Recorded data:
****************************************

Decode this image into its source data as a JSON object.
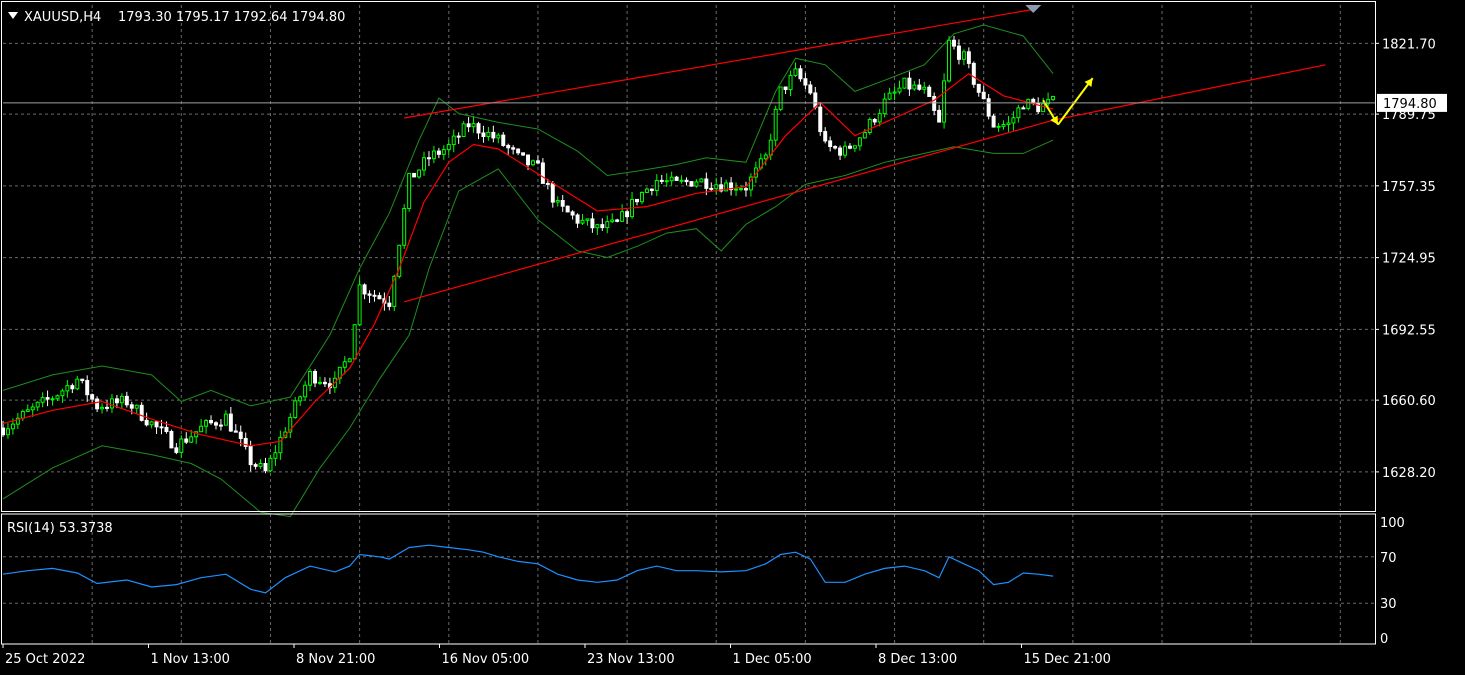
{
  "header": {
    "symbol": "XAUUSD,H4",
    "ohlc": "1793.30 1795.17 1792.64 1794.80",
    "dropdown_icon": "triangle-down-icon"
  },
  "current_price_label": "1794.80",
  "rsi": {
    "label": "RSI(14) 53.3738",
    "levels": [
      "100",
      "70",
      "30",
      "0"
    ]
  },
  "colors": {
    "background": "#000000",
    "grid": "#c0c0c0",
    "bull_candle": "#00ff00",
    "bear_candle": "#ffffff",
    "moving_average": "#ff0000",
    "bollinger_bands": "#1e8f1e",
    "channel_lines": "#ff0000",
    "rsi_line": "#1e90ff",
    "annotation_arrows": "#ffff00"
  },
  "chart_data": [
    {
      "type": "candlestick",
      "symbol": "XAUUSD",
      "timeframe": "H4",
      "ylim": [
        1611,
        1839
      ],
      "y_ticks": [
        "1821.70",
        "1789.75",
        "1757.35",
        "1724.95",
        "1692.55",
        "1660.60",
        "1628.20"
      ],
      "x_ticks": [
        "25 Oct 2022",
        "1 Nov 13:00",
        "8 Nov 21:00",
        "16 Nov 05:00",
        "23 Nov 13:00",
        "1 Dec 05:00",
        "8 Dec 13:00",
        "15 Dec 21:00"
      ],
      "grid": true,
      "close_path": [
        [
          0,
          1648
        ],
        [
          5,
          1655
        ],
        [
          10,
          1662
        ],
        [
          15,
          1670
        ],
        [
          19,
          1658
        ],
        [
          25,
          1660
        ],
        [
          30,
          1650
        ],
        [
          35,
          1640
        ],
        [
          40,
          1648
        ],
        [
          45,
          1653
        ],
        [
          50,
          1633
        ],
        [
          53,
          1628
        ],
        [
          57,
          1648
        ],
        [
          62,
          1672
        ],
        [
          67,
          1668
        ],
        [
          70,
          1682
        ],
        [
          72,
          1712
        ],
        [
          76,
          1707
        ],
        [
          78,
          1705
        ],
        [
          82,
          1760
        ],
        [
          86,
          1770
        ],
        [
          90,
          1775
        ],
        [
          94,
          1785
        ],
        [
          97,
          1782
        ],
        [
          100,
          1778
        ],
        [
          104,
          1770
        ],
        [
          108,
          1765
        ],
        [
          112,
          1748
        ],
        [
          116,
          1742
        ],
        [
          120,
          1738
        ],
        [
          124,
          1740
        ],
        [
          128,
          1752
        ],
        [
          132,
          1760
        ],
        [
          136,
          1758
        ],
        [
          140,
          1760
        ],
        [
          145,
          1758
        ],
        [
          150,
          1757
        ],
        [
          154,
          1770
        ],
        [
          157,
          1800
        ],
        [
          160,
          1808
        ],
        [
          163,
          1800
        ],
        [
          166,
          1775
        ],
        [
          170,
          1773
        ],
        [
          174,
          1782
        ],
        [
          178,
          1795
        ],
        [
          182,
          1803
        ],
        [
          186,
          1800
        ],
        [
          189,
          1785
        ],
        [
          191,
          1822
        ],
        [
          194,
          1815
        ],
        [
          197,
          1800
        ],
        [
          200,
          1785
        ],
        [
          203,
          1785
        ],
        [
          206,
          1795
        ],
        [
          209,
          1793
        ],
        [
          212,
          1795
        ]
      ],
      "moving_average": [
        [
          0,
          1650
        ],
        [
          10,
          1656
        ],
        [
          20,
          1660
        ],
        [
          30,
          1652
        ],
        [
          40,
          1645
        ],
        [
          50,
          1640
        ],
        [
          56,
          1642
        ],
        [
          63,
          1660
        ],
        [
          70,
          1675
        ],
        [
          75,
          1695
        ],
        [
          80,
          1720
        ],
        [
          85,
          1750
        ],
        [
          90,
          1768
        ],
        [
          95,
          1776
        ],
        [
          100,
          1774
        ],
        [
          110,
          1760
        ],
        [
          120,
          1746
        ],
        [
          130,
          1748
        ],
        [
          140,
          1754
        ],
        [
          150,
          1757
        ],
        [
          158,
          1780
        ],
        [
          165,
          1795
        ],
        [
          172,
          1780
        ],
        [
          180,
          1788
        ],
        [
          188,
          1796
        ],
        [
          195,
          1808
        ],
        [
          202,
          1798
        ],
        [
          212,
          1792
        ]
      ],
      "bollinger_upper": [
        [
          0,
          1665
        ],
        [
          10,
          1672
        ],
        [
          20,
          1676
        ],
        [
          30,
          1672
        ],
        [
          36,
          1660
        ],
        [
          42,
          1665
        ],
        [
          50,
          1658
        ],
        [
          58,
          1662
        ],
        [
          66,
          1690
        ],
        [
          72,
          1720
        ],
        [
          78,
          1745
        ],
        [
          84,
          1778
        ],
        [
          88,
          1797
        ],
        [
          92,
          1790
        ],
        [
          100,
          1786
        ],
        [
          108,
          1783
        ],
        [
          116,
          1773
        ],
        [
          122,
          1762
        ],
        [
          128,
          1764
        ],
        [
          136,
          1767
        ],
        [
          142,
          1770
        ],
        [
          150,
          1768
        ],
        [
          156,
          1800
        ],
        [
          160,
          1815
        ],
        [
          166,
          1812
        ],
        [
          172,
          1800
        ],
        [
          178,
          1805
        ],
        [
          186,
          1812
        ],
        [
          192,
          1826
        ],
        [
          198,
          1830
        ],
        [
          206,
          1825
        ],
        [
          212,
          1808
        ]
      ],
      "bollinger_lower": [
        [
          0,
          1616
        ],
        [
          10,
          1630
        ],
        [
          20,
          1640
        ],
        [
          30,
          1636
        ],
        [
          38,
          1632
        ],
        [
          44,
          1625
        ],
        [
          52,
          1610
        ],
        [
          58,
          1608
        ],
        [
          64,
          1630
        ],
        [
          70,
          1648
        ],
        [
          76,
          1670
        ],
        [
          82,
          1690
        ],
        [
          86,
          1720
        ],
        [
          92,
          1755
        ],
        [
          100,
          1765
        ],
        [
          108,
          1742
        ],
        [
          116,
          1728
        ],
        [
          122,
          1725
        ],
        [
          128,
          1730
        ],
        [
          134,
          1736
        ],
        [
          140,
          1738
        ],
        [
          145,
          1728
        ],
        [
          150,
          1740
        ],
        [
          156,
          1748
        ],
        [
          162,
          1758
        ],
        [
          170,
          1762
        ],
        [
          178,
          1768
        ],
        [
          186,
          1772
        ],
        [
          192,
          1775
        ],
        [
          200,
          1772
        ],
        [
          206,
          1772
        ],
        [
          212,
          1778
        ]
      ],
      "channel_upper": [
        [
          81,
          1788
        ],
        [
          208,
          1837
        ]
      ],
      "channel_lower": [
        [
          81,
          1705
        ],
        [
          212,
          1787
        ],
        [
          267,
          1812
        ]
      ],
      "arrows": [
        {
          "from": [
            210,
            1796
          ],
          "to": [
            213,
            1785
          ]
        },
        {
          "from": [
            213,
            1785
          ],
          "to": [
            220,
            1806
          ]
        }
      ]
    },
    {
      "type": "line",
      "name": "RSI(14)",
      "ylim": [
        0,
        100
      ],
      "y_ticks": [
        100,
        70,
        30,
        0
      ],
      "values": [
        [
          0,
          55
        ],
        [
          5,
          58
        ],
        [
          10,
          60
        ],
        [
          15,
          56
        ],
        [
          19,
          47
        ],
        [
          25,
          50
        ],
        [
          30,
          44
        ],
        [
          35,
          46
        ],
        [
          40,
          52
        ],
        [
          45,
          55
        ],
        [
          50,
          42
        ],
        [
          53,
          39
        ],
        [
          57,
          52
        ],
        [
          62,
          62
        ],
        [
          67,
          57
        ],
        [
          70,
          62
        ],
        [
          72,
          72
        ],
        [
          76,
          70
        ],
        [
          78,
          68
        ],
        [
          82,
          78
        ],
        [
          86,
          80
        ],
        [
          90,
          78
        ],
        [
          94,
          76
        ],
        [
          97,
          74
        ],
        [
          100,
          70
        ],
        [
          104,
          66
        ],
        [
          108,
          64
        ],
        [
          112,
          55
        ],
        [
          116,
          50
        ],
        [
          120,
          48
        ],
        [
          124,
          50
        ],
        [
          128,
          58
        ],
        [
          132,
          62
        ],
        [
          136,
          58
        ],
        [
          140,
          58
        ],
        [
          145,
          57
        ],
        [
          150,
          58
        ],
        [
          154,
          64
        ],
        [
          157,
          72
        ],
        [
          160,
          74
        ],
        [
          163,
          68
        ],
        [
          166,
          48
        ],
        [
          170,
          48
        ],
        [
          174,
          55
        ],
        [
          178,
          60
        ],
        [
          182,
          62
        ],
        [
          186,
          58
        ],
        [
          189,
          52
        ],
        [
          191,
          70
        ],
        [
          194,
          64
        ],
        [
          197,
          58
        ],
        [
          200,
          46
        ],
        [
          203,
          48
        ],
        [
          206,
          56
        ],
        [
          209,
          55
        ],
        [
          212,
          53.3738
        ]
      ]
    }
  ]
}
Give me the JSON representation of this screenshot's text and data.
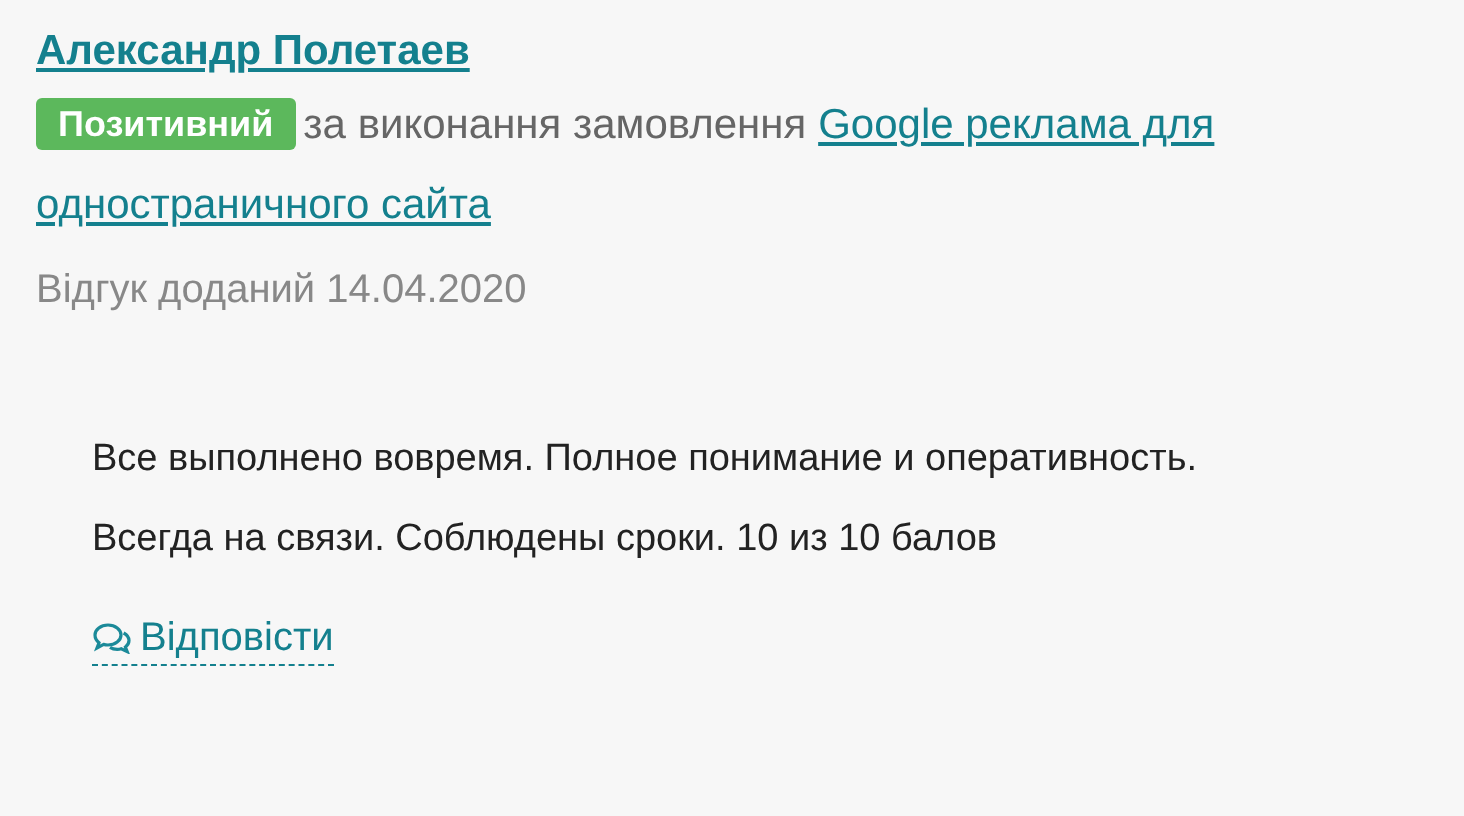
{
  "author": "Александр Полетаев",
  "badge": "Позитивний",
  "order_prefix": "за виконання замовлення",
  "order_link": [
    "Google реклама для",
    "одностраничного сайта"
  ],
  "date": "Відгук доданий 14.04.2020",
  "review": "Все выполнено вовремя. Полное понимание и оперативность. Всегда на связи. Соблюдены сроки. 10 из 10 балов",
  "reply": "Відповісти"
}
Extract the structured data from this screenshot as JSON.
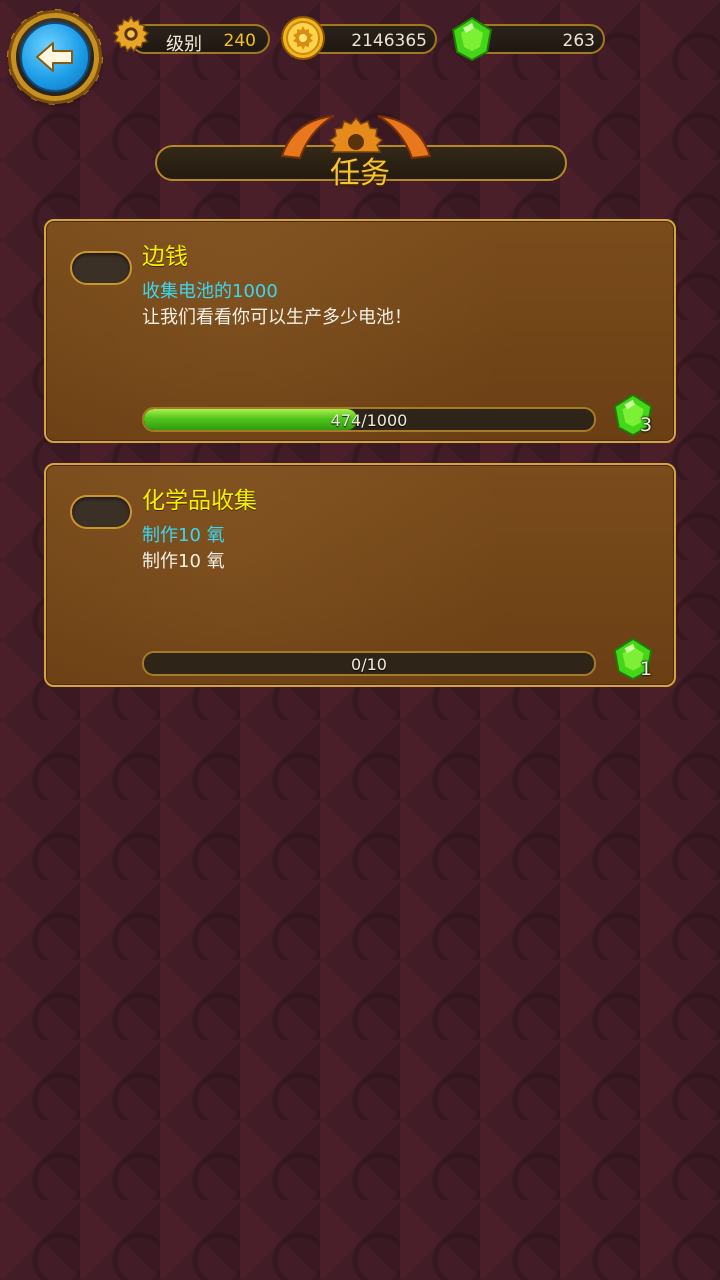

****************************************

Required task:
Using the records above, gather all lines where the string "this" is present.

Exercise response:
Decode this image into its source data as a JSON object.
Give me the JSON representation of this screenshot's text and data.
Extract the structured data from this screenshot as JSON.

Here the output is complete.